[GIVEN INSTRUCTION]:
Write the data out again, character for character, with no images.

──────── RECORDS FOR THE EXERCISE ────────

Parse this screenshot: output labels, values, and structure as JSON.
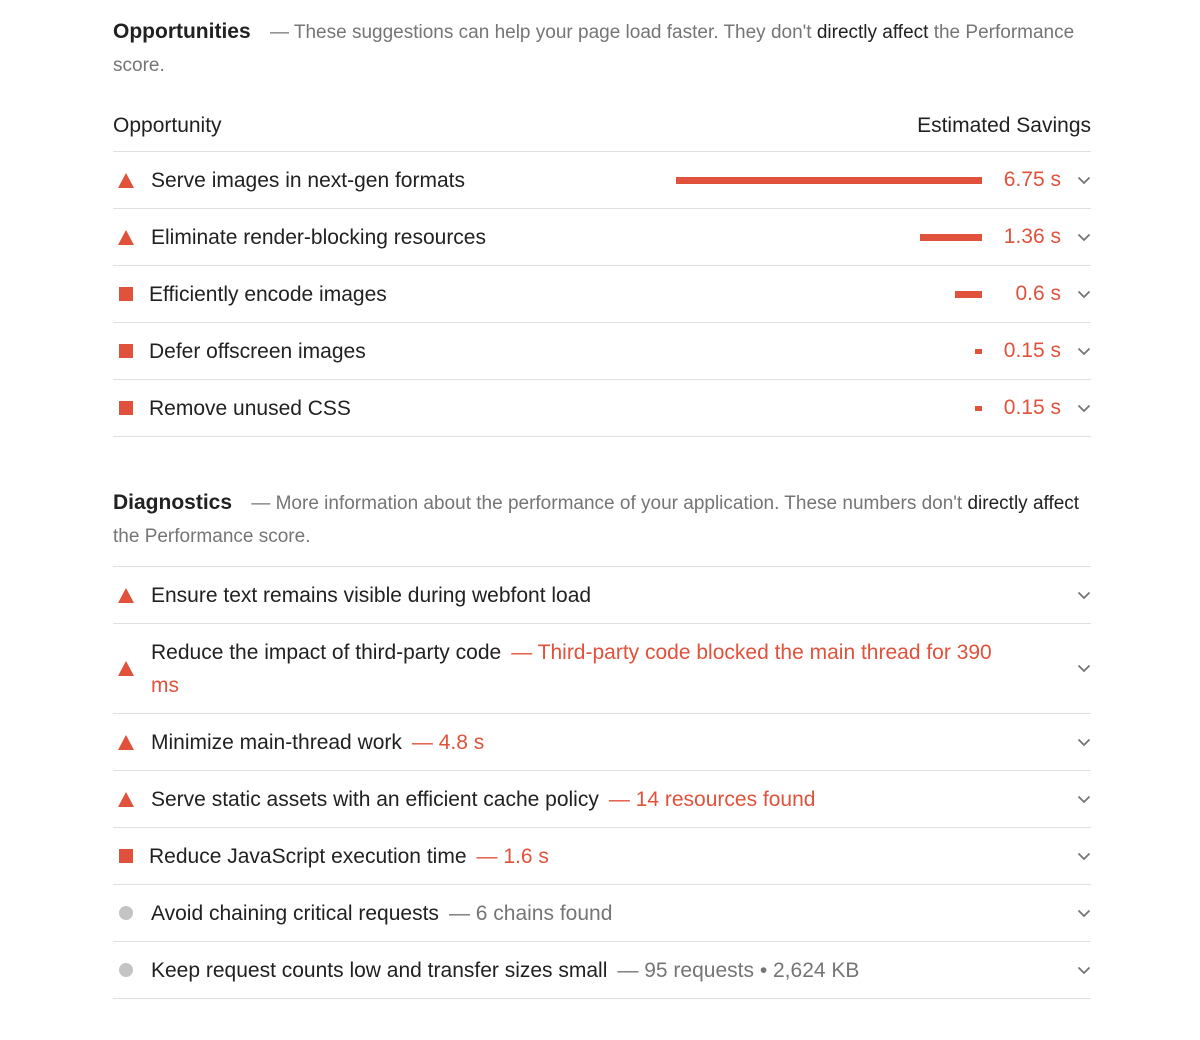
{
  "opportunities": {
    "title": "Opportunities",
    "desc_before": "— These suggestions can help your page load faster. They don't ",
    "desc_strong": "directly affect",
    "desc_after": " the Performance score.",
    "col_opportunity": "Opportunity",
    "col_savings": "Estimated Savings",
    "items": [
      {
        "icon": "triangle-warning-icon",
        "label": "Serve images in next-gen formats",
        "saving": "6.75 s",
        "savings_seconds": 6.75
      },
      {
        "icon": "triangle-warning-icon",
        "label": "Eliminate render-blocking resources",
        "saving": "1.36 s",
        "savings_seconds": 1.36
      },
      {
        "icon": "square-average-icon",
        "label": "Efficiently encode images",
        "saving": "0.6 s",
        "savings_seconds": 0.6
      },
      {
        "icon": "square-average-icon",
        "label": "Defer offscreen images",
        "saving": "0.15 s",
        "savings_seconds": 0.15
      },
      {
        "icon": "square-average-icon",
        "label": "Remove unused CSS",
        "saving": "0.15 s",
        "savings_seconds": 0.15
      }
    ]
  },
  "diagnostics": {
    "title": "Diagnostics",
    "desc_before": "— More information about the performance of your application. These numbers don't ",
    "desc_strong": "directly affect",
    "desc_after": " the Performance score.",
    "items": [
      {
        "icon": "triangle-warning-icon",
        "label": "Ensure text remains visible during webfont load",
        "detail": "",
        "detail_color": ""
      },
      {
        "icon": "triangle-warning-icon",
        "label": "Reduce the impact of third-party code",
        "detail": "— Third-party code blocked the main thread for 390 ms",
        "detail_color": "red"
      },
      {
        "icon": "triangle-warning-icon",
        "label": "Minimize main-thread work",
        "detail": "— 4.8 s",
        "detail_color": "red"
      },
      {
        "icon": "triangle-warning-icon",
        "label": "Serve static assets with an efficient cache policy",
        "detail": "— 14 resources found",
        "detail_color": "red"
      },
      {
        "icon": "square-average-icon",
        "label": "Reduce JavaScript execution time",
        "detail": "— 1.6 s",
        "detail_color": "red"
      },
      {
        "icon": "circle-info-icon",
        "label": "Avoid chaining critical requests",
        "detail": "— 6 chains found",
        "detail_color": "grey"
      },
      {
        "icon": "circle-info-icon",
        "label": "Keep request counts low and transfer sizes small",
        "detail": "— 95 requests • 2,624 KB",
        "detail_color": "grey"
      }
    ]
  },
  "colors": {
    "fail": "#e0523b",
    "average": "#e0523b",
    "info": "#c4c4c4",
    "text": "#212121",
    "muted": "#757575"
  }
}
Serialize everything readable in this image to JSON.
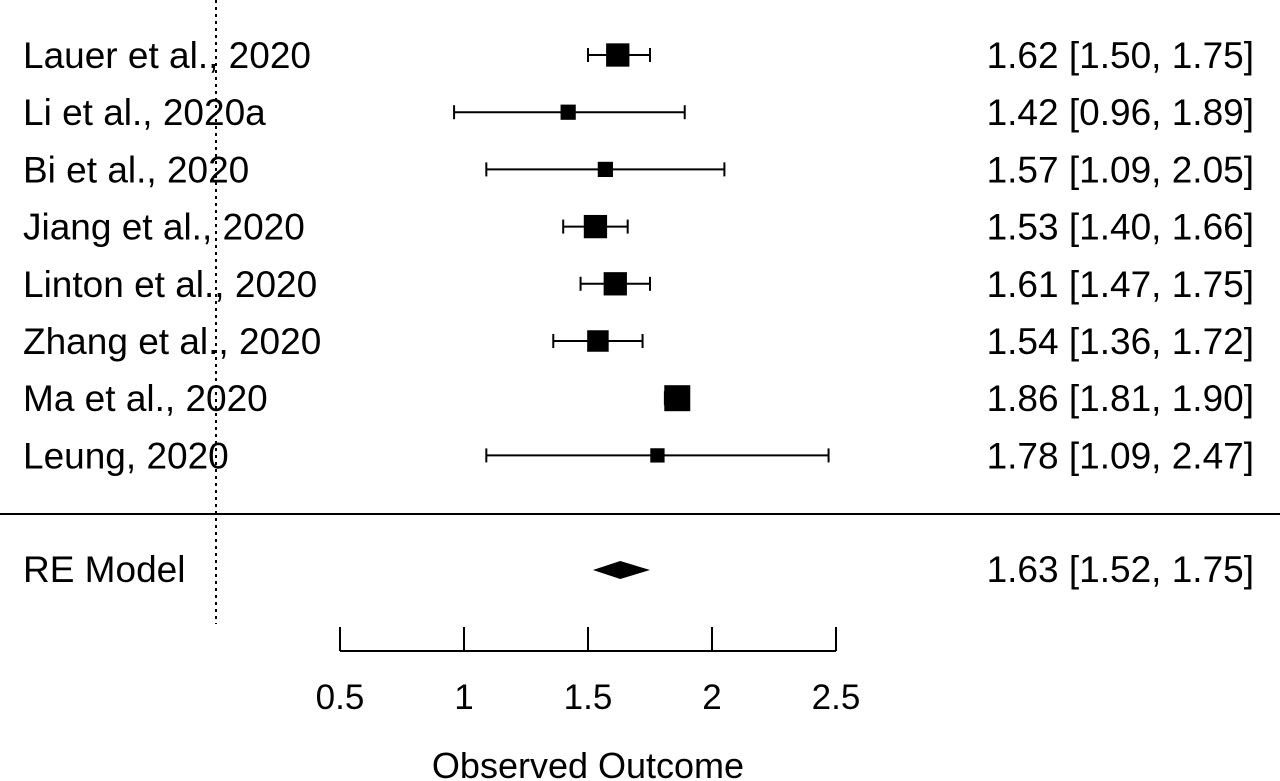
{
  "chart_data": {
    "type": "forest",
    "xlabel": "Observed Outcome",
    "xticks": [
      0.5,
      1,
      1.5,
      2,
      2.5
    ],
    "xtick_labels": [
      "0.5",
      "1",
      "1.5",
      "2",
      "2.5"
    ],
    "xlim": [
      0.5,
      2.5
    ],
    "reference_line": 0,
    "studies": [
      {
        "label": "Lauer et al., 2020",
        "estimate": 1.62,
        "lower": 1.5,
        "upper": 1.75,
        "ci_text": "1.62 [1.50, 1.75]",
        "weight": 0.85
      },
      {
        "label": "Li et al., 2020a",
        "estimate": 1.42,
        "lower": 0.96,
        "upper": 1.89,
        "ci_text": "1.42 [0.96, 1.89]",
        "weight": 0.4
      },
      {
        "label": "Bi et al., 2020",
        "estimate": 1.57,
        "lower": 1.09,
        "upper": 2.05,
        "ci_text": "1.57 [1.09, 2.05]",
        "weight": 0.4
      },
      {
        "label": "Jiang et al., 2020",
        "estimate": 1.53,
        "lower": 1.4,
        "upper": 1.66,
        "ci_text": "1.53 [1.40, 1.66]",
        "weight": 0.85
      },
      {
        "label": "Linton et al., 2020",
        "estimate": 1.61,
        "lower": 1.47,
        "upper": 1.75,
        "ci_text": "1.61 [1.47, 1.75]",
        "weight": 0.85
      },
      {
        "label": "Zhang et al., 2020",
        "estimate": 1.54,
        "lower": 1.36,
        "upper": 1.72,
        "ci_text": "1.54 [1.36, 1.72]",
        "weight": 0.75
      },
      {
        "label": "Ma et al., 2020",
        "estimate": 1.86,
        "lower": 1.81,
        "upper": 1.9,
        "ci_text": "1.86 [1.81, 1.90]",
        "weight": 1.0
      },
      {
        "label": "Leung, 2020",
        "estimate": 1.78,
        "lower": 1.09,
        "upper": 2.47,
        "ci_text": "1.78 [1.09, 2.47]",
        "weight": 0.35
      }
    ],
    "summary": {
      "label": "RE Model",
      "estimate": 1.63,
      "lower": 1.52,
      "upper": 1.75,
      "ci_text": "1.63 [1.52, 1.75]"
    }
  }
}
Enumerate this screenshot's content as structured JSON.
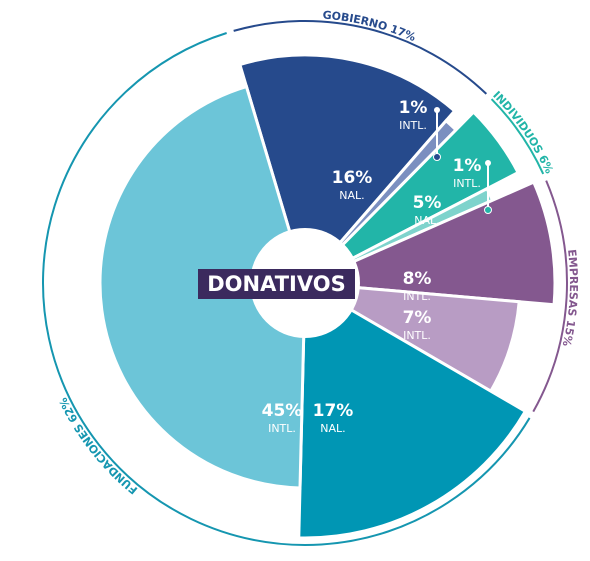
{
  "chart_data": {
    "type": "nested_donut",
    "center_label": "DONATIVOS",
    "groups": [
      {
        "label": "GOBIERNO 17%",
        "value": 17,
        "color": "#264a8c",
        "segments": [
          {
            "name": "NAL.",
            "value": 16,
            "value_label": "16%",
            "color": "#264a8c"
          },
          {
            "name": "INTL.",
            "value": 1,
            "value_label": "1%",
            "color": "#7b8fc0"
          }
        ]
      },
      {
        "label": "INDIVIDUOS 6%",
        "value": 6,
        "color": "#22b5a8",
        "segments": [
          {
            "name": "NAL.",
            "value": 5,
            "value_label": "5%",
            "color": "#22b5a8"
          },
          {
            "name": "INTL.",
            "value": 1,
            "value_label": "1%",
            "color": "#7ed3cc"
          }
        ]
      },
      {
        "label": "EMPRESAS 15%",
        "value": 15,
        "color": "#84588f",
        "segments": [
          {
            "name": "INTL.",
            "value": 8,
            "value_label": "8%",
            "color": "#84588f"
          },
          {
            "name": "INTL.",
            "value": 7,
            "value_label": "7%",
            "color": "#b89cc4"
          }
        ]
      },
      {
        "label": "FUNDACIONES 62%",
        "value": 62,
        "color": "#1596b0",
        "segments": [
          {
            "name": "NAL.",
            "value": 17,
            "value_label": "17%",
            "color": "#0096b4"
          },
          {
            "name": "INTL.",
            "value": 45,
            "value_label": "45%",
            "color": "#6cc5d8"
          }
        ]
      }
    ]
  }
}
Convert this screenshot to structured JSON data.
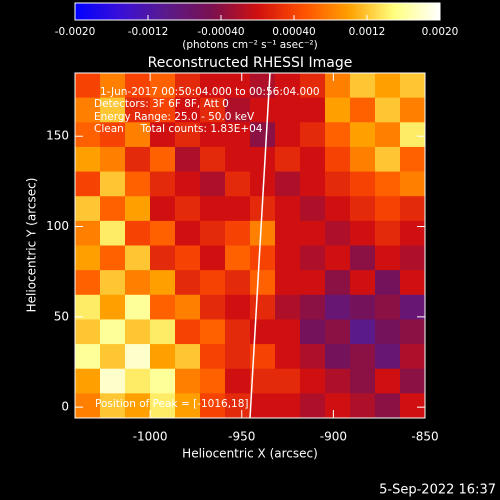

────────

[WORKED ANSWER]:
Parse this screenshot: output labels, values, and structure as JSON.
{
  "opportunities": {
    "title": "Opportunities",
    "desc_before": "— These suggestions can help your page load faster. They don't ",
    "desc_strong": "directly affect",
    "desc_after": " the Performance score.",
    "col_opportunity": "Opportunity",
    "col_savings": "Estimated Savings",
    "items": [
      {
        "icon": "triangle-warning-icon",
        "label": "Serve images in next-gen formats",
        "saving": "6.75 s",
        "savings_seconds": 6.75
      },
      {
        "icon": "triangle-warning-icon",
        "label": "Eliminate render-blocking resources",
        "saving": "1.36 s",
        "savings_seconds": 1.36
      },
      {
        "icon": "square-average-icon",
        "label": "Efficiently encode images",
        "saving": "0.6 s",
        "savings_seconds": 0.6
      },
      {
        "icon": "square-average-icon",
        "label": "Defer offscreen images",
        "saving": "0.15 s",
        "savings_seconds": 0.15
      },
      {
        "icon": "square-average-icon",
        "label": "Remove unused CSS",
        "saving": "0.15 s",
        "savings_seconds": 0.15
      }
    ]
  },
  "diagnostics": {
    "title": "Diagnostics",
    "desc_before": "— More information about the performance of your application. These numbers don't ",
    "desc_strong": "directly affect",
    "desc_after": " the Performance score.",
    "items": [
      {
        "icon": "triangle-warning-icon",
        "label": "Ensure text remains visible during webfont load",
        "detail": "",
        "detail_color": ""
      },
      {
        "icon": "triangle-warning-icon",
        "label": "Reduce the impact of third-party code",
        "detail": "— Third-party code blocked the main thread for 390 ms",
        "detail_color": "red"
      },
      {
        "icon": "triangle-warning-icon",
        "label": "Minimize main-thread work",
        "detail": "— 4.8 s",
        "detail_color": "red"
      },
      {
        "icon": "triangle-warning-icon",
        "label": "Serve static assets with an efficient cache policy",
        "detail": "— 14 resources found",
        "detail_color": "red"
      },
      {
        "icon": "square-average-icon",
        "label": "Reduce JavaScript execution time",
        "detail": "— 1.6 s",
        "detail_color": "red"
      },
      {
        "icon": "circle-info-icon",
        "label": "Avoid chaining critical requests",
        "detail": "— 6 chains found",
        "detail_color": "grey"
      },
      {
        "icon": "circle-info-icon",
        "label": "Keep request counts low and transfer sizes small",
        "detail": "— 95 requests • 2,624 KB",
        "detail_color": "grey"
      }
    ]
  },
  "colors": {
    "fail": "#e0523b",
    "average": "#e0523b",
    "info": "#c4c4c4",
    "text": "#212121",
    "muted": "#757575"
  }
}
Serialize everything readable in this image to JSON.
{
  "chart_data": {
    "type": "forest",
    "xlabel": "Observed Outcome",
    "xticks": [
      0.5,
      1,
      1.5,
      2,
      2.5
    ],
    "xtick_labels": [
      "0.5",
      "1",
      "1.5",
      "2",
      "2.5"
    ],
    "xlim": [
      0.5,
      2.5
    ],
    "reference_line": 0,
    "studies": [
      {
        "label": "Lauer et al., 2020",
        "estimate": 1.62,
        "lower": 1.5,
        "upper": 1.75,
        "ci_text": "1.62 [1.50, 1.75]",
        "weight": 0.85
      },
      {
        "label": "Li et al., 2020a",
        "estimate": 1.42,
        "lower": 0.96,
        "upper": 1.89,
        "ci_text": "1.42 [0.96, 1.89]",
        "weight": 0.4
      },
      {
        "label": "Bi et al., 2020",
        "estimate": 1.57,
        "lower": 1.09,
        "upper": 2.05,
        "ci_text": "1.57 [1.09, 2.05]",
        "weight": 0.4
      },
      {
        "label": "Jiang et al., 2020",
        "estimate": 1.53,
        "lower": 1.4,
        "upper": 1.66,
        "ci_text": "1.53 [1.40, 1.66]",
        "weight": 0.85
      },
      {
        "label": "Linton et al., 2020",
        "estimate": 1.61,
        "lower": 1.47,
        "upper": 1.75,
        "ci_text": "1.61 [1.47, 1.75]",
        "weight": 0.85
      },
      {
        "label": "Zhang et al., 2020",
        "estimate": 1.54,
        "lower": 1.36,
        "upper": 1.72,
        "ci_text": "1.54 [1.36, 1.72]",
        "weight": 0.75
      },
      {
        "label": "Ma et al., 2020",
        "estimate": 1.86,
        "lower": 1.81,
        "upper": 1.9,
        "ci_text": "1.86 [1.81, 1.90]",
        "weight": 1.0
      },
      {
        "label": "Leung, 2020",
        "estimate": 1.78,
        "lower": 1.09,
        "upper": 2.47,
        "ci_text": "1.78 [1.09, 2.47]",
        "weight": 0.35
      }
    ],
    "summary": {
      "label": "RE Model",
      "estimate": 1.63,
      "lower": 1.52,
      "upper": 1.75,
      "ci_text": "1.63 [1.52, 1.75]"
    }
  }
}
Enumerate this screenshot's content as structured JSON.
{
  "chart_data": {
    "type": "nested_donut",
    "center_label": "DONATIVOS",
    "groups": [
      {
        "label": "GOBIERNO 17%",
        "value": 17,
        "color": "#264a8c",
        "segments": [
          {
            "name": "NAL.",
            "value": 16,
            "value_label": "16%",
            "color": "#264a8c"
          },
          {
            "name": "INTL.",
            "value": 1,
            "value_label": "1%",
            "color": "#7b8fc0"
          }
        ]
      },
      {
        "label": "INDIVIDUOS 6%",
        "value": 6,
        "color": "#22b5a8",
        "segments": [
          {
            "name": "NAL.",
            "value": 5,
            "value_label": "5%",
            "color": "#22b5a8"
          },
          {
            "name": "INTL.",
            "value": 1,
            "value_label": "1%",
            "color": "#7ed3cc"
          }
        ]
      },
      {
        "label": "EMPRESAS 15%",
        "value": 15,
        "color": "#84588f",
        "segments": [
          {
            "name": "INTL.",
            "value": 8,
            "value_label": "8%",
            "color": "#84588f"
          },
          {
            "name": "INTL.",
            "value": 7,
            "value_label": "7%",
            "color": "#b89cc4"
          }
        ]
      },
      {
        "label": "FUNDACIONES 62%",
        "value": 62,
        "color": "#1596b0",
        "segments": [
          {
            "name": "NAL.",
            "value": 17,
            "value_label": "17%",
            "color": "#0096b4"
          },
          {
            "name": "INTL.",
            "value": 45,
            "value_label": "45%",
            "color": "#6cc5d8"
          }
        ]
      }
    ]
  }
}
Convert this screenshot to structured JSON data.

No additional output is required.